Exercise description ▸
From the listing below, count the lines where the string "name" occurs. Give the number, with no other words.

Data provided ▸
====================
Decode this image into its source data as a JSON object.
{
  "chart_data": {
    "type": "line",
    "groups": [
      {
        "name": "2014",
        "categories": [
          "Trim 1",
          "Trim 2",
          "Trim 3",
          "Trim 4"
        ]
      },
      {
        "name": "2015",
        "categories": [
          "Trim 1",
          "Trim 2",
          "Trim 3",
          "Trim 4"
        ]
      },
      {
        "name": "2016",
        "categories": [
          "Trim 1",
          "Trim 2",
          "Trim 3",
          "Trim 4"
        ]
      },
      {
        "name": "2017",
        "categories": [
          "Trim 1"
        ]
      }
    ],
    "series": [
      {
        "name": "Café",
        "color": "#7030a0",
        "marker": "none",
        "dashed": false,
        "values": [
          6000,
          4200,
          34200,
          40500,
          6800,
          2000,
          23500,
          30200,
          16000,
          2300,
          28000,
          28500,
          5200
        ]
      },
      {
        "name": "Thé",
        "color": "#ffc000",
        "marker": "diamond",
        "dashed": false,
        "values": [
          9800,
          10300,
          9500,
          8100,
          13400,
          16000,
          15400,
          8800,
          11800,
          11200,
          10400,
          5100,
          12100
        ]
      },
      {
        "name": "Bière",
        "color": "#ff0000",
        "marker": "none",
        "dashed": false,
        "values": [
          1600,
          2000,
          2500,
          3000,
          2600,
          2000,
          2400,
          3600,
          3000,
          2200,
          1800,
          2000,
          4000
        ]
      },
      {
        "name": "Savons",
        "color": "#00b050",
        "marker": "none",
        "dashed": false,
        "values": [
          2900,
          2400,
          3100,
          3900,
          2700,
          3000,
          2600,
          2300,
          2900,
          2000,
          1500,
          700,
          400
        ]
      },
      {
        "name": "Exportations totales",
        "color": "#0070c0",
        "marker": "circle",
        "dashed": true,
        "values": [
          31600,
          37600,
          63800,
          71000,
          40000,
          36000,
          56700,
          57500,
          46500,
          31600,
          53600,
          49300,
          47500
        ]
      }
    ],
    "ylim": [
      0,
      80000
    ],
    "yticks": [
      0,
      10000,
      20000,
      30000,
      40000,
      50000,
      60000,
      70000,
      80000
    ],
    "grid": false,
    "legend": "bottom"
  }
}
====================
Reply to the task ▸
9